Gucci Fall/Winter 2020 Men’s. Milan, Italy.
Due to its ubiquity, defining the “Gucci man” is a thankless task. It’s a brand beloved by millionaire footballers, streetwear kids, fashion editors, and drug dealers alike. (Oh, and e-Sports gamers, apparently.) Why? Because those green and red stripes telegraph a feeling of power and prestige unmatched by any other brand in fashion. Ironically, it’s power —namely the toxic male kind — which Alessandro Michele seeks to dismantle through clothing, as supported by his FW20 collection that urged the world to consider a new, vulnerable kind of masculinity.
Returning to Milan Fashion Week Men’s after several seasons of co-ed shows, Michele’s pre-show notes did not feel like a rebuttal of traditional male gender norms, rather, it was a declaration of all-out war against them (see the pointed word choice: “oppressors,” “macho,” phallocratic”). Here, we weren’t shown the ideal of a new man, but the liberation of the constrained man buried within a lot of guys, assumedly straight ones. Michele seeks to unleash a person who isn’t afraid to wear blouses and petal silks; who accessorizes with diamond jewelry; who would freely admit his top Spotify artist is Carly Rae Jepsen.
This was reflected in the garb. The more effeminate (or, in some cases, entirely feminine) looks were offset by some of the usual Gucci devilish: monogram bags vandalized with the word “FAKE,” disco-influenced pants, and outrageous animal print coats. It was a stark contrast to the Marilyn Manson soundtrack blaring through the speakers. But perhaps the antithesis to toxic masculinity is self-aware femininity? There was also a tidy pair of sneakers — they looked a bit like Salomons to me — the clean kind you could easily envisage breaking through to mainstream audiences in the vein of the Rhyton.
Will Michele succeed in his mission where wider male fashion is concerned any time soon (bear in mind this is an arena still getting to grips with transparent shirting and painted nails)? Who knows. Maybe the “Gucci man” has been a Gen-Z icon like Harry Styles all along. Regardless, Michele, one of the great provocateurs of our times, certainly has the fever for battle. Game, blouses.
Highsnobiety’s Shopping List
Ultrapace R Sneaker
These babies debuted on the runway (get a closer look here) and they’re a sleeker version of last season’s vintage-inspired Ultrapace, but with more modern tech inspiration. Sort of like Frieza’s final form.
Velvet Double-Breasted Blazer & Cross-Earring
The blazer itself is a low-key killer, but when paired with the statement earring it’ll make you look like someone who has the discographies of the Jesus & Mary Chain, Television, and Jarvis Cocker downloaded into a Generation 1 iPod.
Navy Wool Cap
This slapper of a cap (aka a “cap-slapper“) looks like something Arthur Jafa might gravitate towards, and he’s always a solid style icon to emulate.

============================================================

__To do__:
Copy the Gucci review starting with "Velvet Double-Breasted Blazer" and going on through "Generation 1 iPod.", substituting "portable MP3 player" for "Generation 1 iPod".

============================================================

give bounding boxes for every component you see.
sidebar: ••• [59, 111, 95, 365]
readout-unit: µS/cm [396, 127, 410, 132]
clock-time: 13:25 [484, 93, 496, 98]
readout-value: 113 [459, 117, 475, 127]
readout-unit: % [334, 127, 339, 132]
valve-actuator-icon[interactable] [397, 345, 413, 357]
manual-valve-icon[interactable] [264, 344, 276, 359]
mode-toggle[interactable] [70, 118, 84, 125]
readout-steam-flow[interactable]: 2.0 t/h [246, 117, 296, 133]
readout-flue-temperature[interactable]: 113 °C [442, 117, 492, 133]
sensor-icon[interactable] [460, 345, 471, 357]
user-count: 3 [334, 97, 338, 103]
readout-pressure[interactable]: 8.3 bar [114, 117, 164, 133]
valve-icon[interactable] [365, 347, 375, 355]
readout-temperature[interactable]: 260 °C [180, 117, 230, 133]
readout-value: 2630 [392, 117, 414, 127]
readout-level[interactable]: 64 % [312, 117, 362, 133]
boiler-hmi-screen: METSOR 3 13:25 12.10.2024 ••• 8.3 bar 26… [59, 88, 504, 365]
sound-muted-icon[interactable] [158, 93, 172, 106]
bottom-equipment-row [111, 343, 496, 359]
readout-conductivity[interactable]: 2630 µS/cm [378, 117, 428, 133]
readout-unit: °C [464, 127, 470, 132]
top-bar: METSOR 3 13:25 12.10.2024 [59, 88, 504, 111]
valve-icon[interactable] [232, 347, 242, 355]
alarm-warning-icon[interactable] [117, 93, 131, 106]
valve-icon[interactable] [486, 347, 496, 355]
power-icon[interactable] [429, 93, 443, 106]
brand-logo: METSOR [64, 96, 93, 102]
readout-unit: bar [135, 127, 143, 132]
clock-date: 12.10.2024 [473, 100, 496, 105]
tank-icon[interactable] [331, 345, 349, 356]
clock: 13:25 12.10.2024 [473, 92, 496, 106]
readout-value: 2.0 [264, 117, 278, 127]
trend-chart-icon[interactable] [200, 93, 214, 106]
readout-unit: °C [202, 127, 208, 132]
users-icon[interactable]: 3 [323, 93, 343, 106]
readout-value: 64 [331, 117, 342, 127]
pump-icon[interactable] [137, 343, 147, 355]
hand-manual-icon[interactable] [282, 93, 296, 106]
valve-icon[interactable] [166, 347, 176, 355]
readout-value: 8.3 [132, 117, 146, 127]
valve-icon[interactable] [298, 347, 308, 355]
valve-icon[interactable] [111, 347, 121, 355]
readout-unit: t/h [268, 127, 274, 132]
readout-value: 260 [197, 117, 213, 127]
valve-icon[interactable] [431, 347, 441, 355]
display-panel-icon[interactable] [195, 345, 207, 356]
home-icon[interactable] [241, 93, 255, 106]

============================================================

__Output of the exercise__:
Velvet Double-Breasted Blazer & Cross-Earring
The blazer itself is a low-key killer, but when paired with the statement earring it’ll make you look like someone who has the discographies of the Jesus & Mary Chain, Television, and Jarvis Cocker downloaded into a portable MP3 player.